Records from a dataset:

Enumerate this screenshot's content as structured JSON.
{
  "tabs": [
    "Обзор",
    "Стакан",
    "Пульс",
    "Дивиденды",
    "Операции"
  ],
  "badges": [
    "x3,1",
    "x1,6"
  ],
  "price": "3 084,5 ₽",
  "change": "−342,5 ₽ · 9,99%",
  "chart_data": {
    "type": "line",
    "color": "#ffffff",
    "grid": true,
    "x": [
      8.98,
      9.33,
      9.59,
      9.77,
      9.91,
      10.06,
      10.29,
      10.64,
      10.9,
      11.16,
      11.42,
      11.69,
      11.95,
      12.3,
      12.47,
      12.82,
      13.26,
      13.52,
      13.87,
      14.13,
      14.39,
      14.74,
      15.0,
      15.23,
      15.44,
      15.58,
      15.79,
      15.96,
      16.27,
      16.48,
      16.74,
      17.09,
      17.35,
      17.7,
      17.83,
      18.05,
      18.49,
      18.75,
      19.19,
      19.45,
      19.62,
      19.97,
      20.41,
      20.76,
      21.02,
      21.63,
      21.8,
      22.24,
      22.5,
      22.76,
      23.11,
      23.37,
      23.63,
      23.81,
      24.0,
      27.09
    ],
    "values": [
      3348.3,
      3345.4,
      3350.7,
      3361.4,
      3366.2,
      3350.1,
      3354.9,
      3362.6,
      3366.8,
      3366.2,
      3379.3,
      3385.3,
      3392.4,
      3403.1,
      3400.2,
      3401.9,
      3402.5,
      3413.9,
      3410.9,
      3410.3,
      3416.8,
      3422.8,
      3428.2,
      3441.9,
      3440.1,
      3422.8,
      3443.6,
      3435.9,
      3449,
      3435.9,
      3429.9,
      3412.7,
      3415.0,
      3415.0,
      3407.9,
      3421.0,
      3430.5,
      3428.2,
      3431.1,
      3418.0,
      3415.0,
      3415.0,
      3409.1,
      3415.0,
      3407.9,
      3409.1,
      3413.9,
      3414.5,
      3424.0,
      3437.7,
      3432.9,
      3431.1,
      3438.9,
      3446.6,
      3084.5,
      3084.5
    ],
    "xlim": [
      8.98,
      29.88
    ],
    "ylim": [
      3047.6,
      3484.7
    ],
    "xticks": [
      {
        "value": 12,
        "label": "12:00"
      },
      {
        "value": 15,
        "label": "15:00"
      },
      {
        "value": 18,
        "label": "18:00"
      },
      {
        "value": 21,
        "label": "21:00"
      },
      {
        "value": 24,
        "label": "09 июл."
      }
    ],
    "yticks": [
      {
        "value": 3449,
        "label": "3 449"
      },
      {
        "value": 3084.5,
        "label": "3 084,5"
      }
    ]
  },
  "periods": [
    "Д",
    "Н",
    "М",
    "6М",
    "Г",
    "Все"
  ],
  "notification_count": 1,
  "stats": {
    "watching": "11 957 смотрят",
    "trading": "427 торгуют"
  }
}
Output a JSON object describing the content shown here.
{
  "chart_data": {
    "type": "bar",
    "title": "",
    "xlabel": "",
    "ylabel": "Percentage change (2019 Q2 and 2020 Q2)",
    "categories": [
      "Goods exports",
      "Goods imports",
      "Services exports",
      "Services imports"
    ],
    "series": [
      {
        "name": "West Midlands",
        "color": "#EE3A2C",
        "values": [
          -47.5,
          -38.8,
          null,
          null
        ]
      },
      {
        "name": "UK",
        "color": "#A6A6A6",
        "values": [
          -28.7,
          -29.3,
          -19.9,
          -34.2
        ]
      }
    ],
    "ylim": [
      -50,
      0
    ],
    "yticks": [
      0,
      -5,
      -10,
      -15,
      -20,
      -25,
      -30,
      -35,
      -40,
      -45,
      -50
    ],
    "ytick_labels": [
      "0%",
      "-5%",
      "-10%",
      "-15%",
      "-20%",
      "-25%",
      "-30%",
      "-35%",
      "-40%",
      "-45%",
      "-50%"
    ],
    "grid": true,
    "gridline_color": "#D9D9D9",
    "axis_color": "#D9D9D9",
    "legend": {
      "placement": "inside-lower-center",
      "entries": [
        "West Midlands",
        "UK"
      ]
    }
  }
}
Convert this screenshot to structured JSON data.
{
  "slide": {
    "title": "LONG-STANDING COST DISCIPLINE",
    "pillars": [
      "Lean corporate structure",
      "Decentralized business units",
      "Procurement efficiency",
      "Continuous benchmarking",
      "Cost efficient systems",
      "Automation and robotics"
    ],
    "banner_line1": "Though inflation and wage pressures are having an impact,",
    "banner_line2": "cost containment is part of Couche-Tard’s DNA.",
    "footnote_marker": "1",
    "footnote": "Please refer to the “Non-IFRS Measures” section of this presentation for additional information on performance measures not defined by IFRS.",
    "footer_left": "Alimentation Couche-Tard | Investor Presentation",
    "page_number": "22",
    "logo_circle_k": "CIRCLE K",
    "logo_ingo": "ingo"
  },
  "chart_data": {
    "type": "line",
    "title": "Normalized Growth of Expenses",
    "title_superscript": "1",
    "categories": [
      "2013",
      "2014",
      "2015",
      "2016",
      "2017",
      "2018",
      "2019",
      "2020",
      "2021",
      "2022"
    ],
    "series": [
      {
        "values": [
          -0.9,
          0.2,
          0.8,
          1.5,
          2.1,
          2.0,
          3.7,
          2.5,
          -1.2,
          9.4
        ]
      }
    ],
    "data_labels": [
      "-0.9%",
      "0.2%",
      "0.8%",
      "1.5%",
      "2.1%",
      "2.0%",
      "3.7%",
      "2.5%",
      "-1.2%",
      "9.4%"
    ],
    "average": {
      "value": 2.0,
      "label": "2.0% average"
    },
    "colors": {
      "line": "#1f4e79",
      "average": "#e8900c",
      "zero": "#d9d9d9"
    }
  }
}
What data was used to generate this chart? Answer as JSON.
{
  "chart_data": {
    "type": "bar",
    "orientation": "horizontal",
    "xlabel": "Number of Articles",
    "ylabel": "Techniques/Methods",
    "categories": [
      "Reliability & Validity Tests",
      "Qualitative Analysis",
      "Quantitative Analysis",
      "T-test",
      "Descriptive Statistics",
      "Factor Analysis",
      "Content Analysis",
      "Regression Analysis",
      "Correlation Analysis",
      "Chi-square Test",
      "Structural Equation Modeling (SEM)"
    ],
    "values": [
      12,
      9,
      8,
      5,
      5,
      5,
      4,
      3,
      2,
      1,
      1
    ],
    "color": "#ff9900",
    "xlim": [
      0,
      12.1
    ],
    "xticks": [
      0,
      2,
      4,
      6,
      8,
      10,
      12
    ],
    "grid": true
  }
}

= EXERCISE REQUIREMENTS =
Print every entry exactly as it appears.

= TASK SOLUTION =
Enumerate this screenshot's content as structured JSON.
{
  "tabs": [
    "Обзор",
    "Стакан",
    "Пульс",
    "Дивиденды",
    "Операции"
  ],
  "badges": [
    "x3,1",
    "x1,6"
  ],
  "price": "3 084,5 ₽",
  "change": "−342,5 ₽ · 9,99%",
  "chart_data": {
    "type": "line",
    "color": "#ffffff",
    "grid": true,
    "x": [
      8.98,
      9.33,
      9.59,
      9.77,
      9.91,
      10.06,
      10.29,
      10.64,
      10.9,
      11.16,
      11.42,
      11.69,
      11.95,
      12.3,
      12.47,
      12.82,
      13.26,
      13.52,
      13.87,
      14.13,
      14.39,
      14.74,
      15.0,
      15.23,
      15.44,
      15.58,
      15.79,
      15.96,
      16.27,
      16.48,
      16.74,
      17.09,
      17.35,
      17.7,
      17.83,
      18.05,
      18.49,
      18.75,
      19.19,
      19.45,
      19.62,
      19.97,
      20.41,
      20.76,
      21.02,
      21.63,
      21.8,
      22.24,
      22.5,
      22.76,
      23.11,
      23.37,
      23.63,
      23.81,
      24.0,
      27.09
    ],
    "values": [
      3348.3,
      3345.4,
      3350.7,
      3361.4,
      3366.2,
      3350.1,
      3354.9,
      3362.6,
      3366.8,
      3366.2,
      3379.3,
      3385.3,
      3392.4,
      3403.1,
      3400.2,
      3401.9,
      3402.5,
      3413.9,
      3410.9,
      3410.3,
      3416.8,
      3422.8,
      3428.2,
      3441.9,
      3440.1,
      3422.8,
      3443.6,
      3435.9,
      3449,
      3435.9,
      3429.9,
      3412.7,
      3415.0,
      3415.0,
      3407.9,
      3421.0,
      3430.5,
      3428.2,
      3431.1,
      3418.0,
      3415.0,
      3415.0,
      3409.1,
      3415.0,
      3407.9,
      3409.1,
      3413.9,
      3414.5,
      3424.0,
      3437.7,
      3432.9,
      3431.1,
      3438.9,
      3446.6,
      3084.5,
      3084.5
    ],
    "xlim": [
      8.98,
      29.88
    ],
    "ylim": [
      3047.6,
      3484.7
    ],
    "xticks": [
      {
        "value": 12,
        "label": "12:00"
      },
      {
        "value": 15,
        "label": "15:00"
      },
      {
        "value": 18,
        "label": "18:00"
      },
      {
        "value": 21,
        "label": "21:00"
      },
      {
        "value": 24,
        "label": "09 июл."
      }
    ],
    "yticks": [
      {
        "value": 3449,
        "label": "3 449"
      },
      {
        "value": 3084.5,
        "label": "3 084,5"
      }
    ]
  },
  "periods": [
    "Д",
    "Н",
    "М",
    "6М",
    "Г",
    "Все"
  ],
  "notification_count": 1,
  "stats": {
    "watching": "11 957 смотрят",
    "trading": "427 торгуют"
  }
}
Output a JSON object describing the content shown here.
{
  "chart_data": {
    "type": "bar",
    "title": "",
    "xlabel": "",
    "ylabel": "Percentage change (2019 Q2 and 2020 Q2)",
    "categories": [
      "Goods exports",
      "Goods imports",
      "Services exports",
      "Services imports"
    ],
    "series": [
      {
        "name": "West Midlands",
        "color": "#EE3A2C",
        "values": [
          -47.5,
          -38.8,
          null,
          null
        ]
      },
      {
        "name": "UK",
        "color": "#A6A6A6",
        "values": [
          -28.7,
          -29.3,
          -19.9,
          -34.2
        ]
      }
    ],
    "ylim": [
      -50,
      0
    ],
    "yticks": [
      0,
      -5,
      -10,
      -15,
      -20,
      -25,
      -30,
      -35,
      -40,
      -45,
      -50
    ],
    "ytick_labels": [
      "0%",
      "-5%",
      "-10%",
      "-15%",
      "-20%",
      "-25%",
      "-30%",
      "-35%",
      "-40%",
      "-45%",
      "-50%"
    ],
    "grid": true,
    "gridline_color": "#D9D9D9",
    "axis_color": "#D9D9D9",
    "legend": {
      "placement": "inside-lower-center",
      "entries": [
        "West Midlands",
        "UK"
      ]
    }
  }
}
Convert this screenshot to structured JSON data.
{
  "slide": {
    "title": "LONG-STANDING COST DISCIPLINE",
    "pillars": [
      "Lean corporate structure",
      "Decentralized business units",
      "Procurement efficiency",
      "Continuous benchmarking",
      "Cost efficient systems",
      "Automation and robotics"
    ],
    "banner_line1": "Though inflation and wage pressures are having an impact,",
    "banner_line2": "cost containment is part of Couche-Tard’s DNA.",
    "footnote_marker": "1",
    "footnote": "Please refer to the “Non-IFRS Measures” section of this presentation for additional information on performance measures not defined by IFRS.",
    "footer_left": "Alimentation Couche-Tard | Investor Presentation",
    "page_number": "22",
    "logo_circle_k": "CIRCLE K",
    "logo_ingo": "ingo"
  },
  "chart_data": {
    "type": "line",
    "title": "Normalized Growth of Expenses",
    "title_superscript": "1",
    "categories": [
      "2013",
      "2014",
      "2015",
      "2016",
      "2017",
      "2018",
      "2019",
      "2020",
      "2021",
      "2022"
    ],
    "series": [
      {
        "values": [
          -0.9,
          0.2,
          0.8,
          1.5,
          2.1,
          2.0,
          3.7,
          2.5,
          -1.2,
          9.4
        ]
      }
    ],
    "data_labels": [
      "-0.9%",
      "0.2%",
      "0.8%",
      "1.5%",
      "2.1%",
      "2.0%",
      "3.7%",
      "2.5%",
      "-1.2%",
      "9.4%"
    ],
    "average": {
      "value": 2.0,
      "label": "2.0% average"
    },
    "colors": {
      "line": "#1f4e79",
      "average": "#e8900c",
      "zero": "#d9d9d9"
    }
  }
}
What data was used to generate this chart? Answer as JSON.
{
  "chart_data": {
    "type": "bar",
    "orientation": "horizontal",
    "xlabel": "Number of Articles",
    "ylabel": "Techniques/Methods",
    "categories": [
      "Reliability & Validity Tests",
      "Qualitative Analysis",
      "Quantitative Analysis",
      "T-test",
      "Descriptive Statistics",
      "Factor Analysis",
      "Content Analysis",
      "Regression Analysis",
      "Correlation Analysis",
      "Chi-square Test",
      "Structural Equation Modeling (SEM)"
    ],
    "values": [
      12,
      9,
      8,
      5,
      5,
      5,
      4,
      3,
      2,
      1,
      1
    ],
    "color": "#ff9900",
    "xlim": [
      0,
      12.1
    ],
    "xticks": [
      0,
      2,
      4,
      6,
      8,
      10,
      12
    ],
    "grid": true
  }
}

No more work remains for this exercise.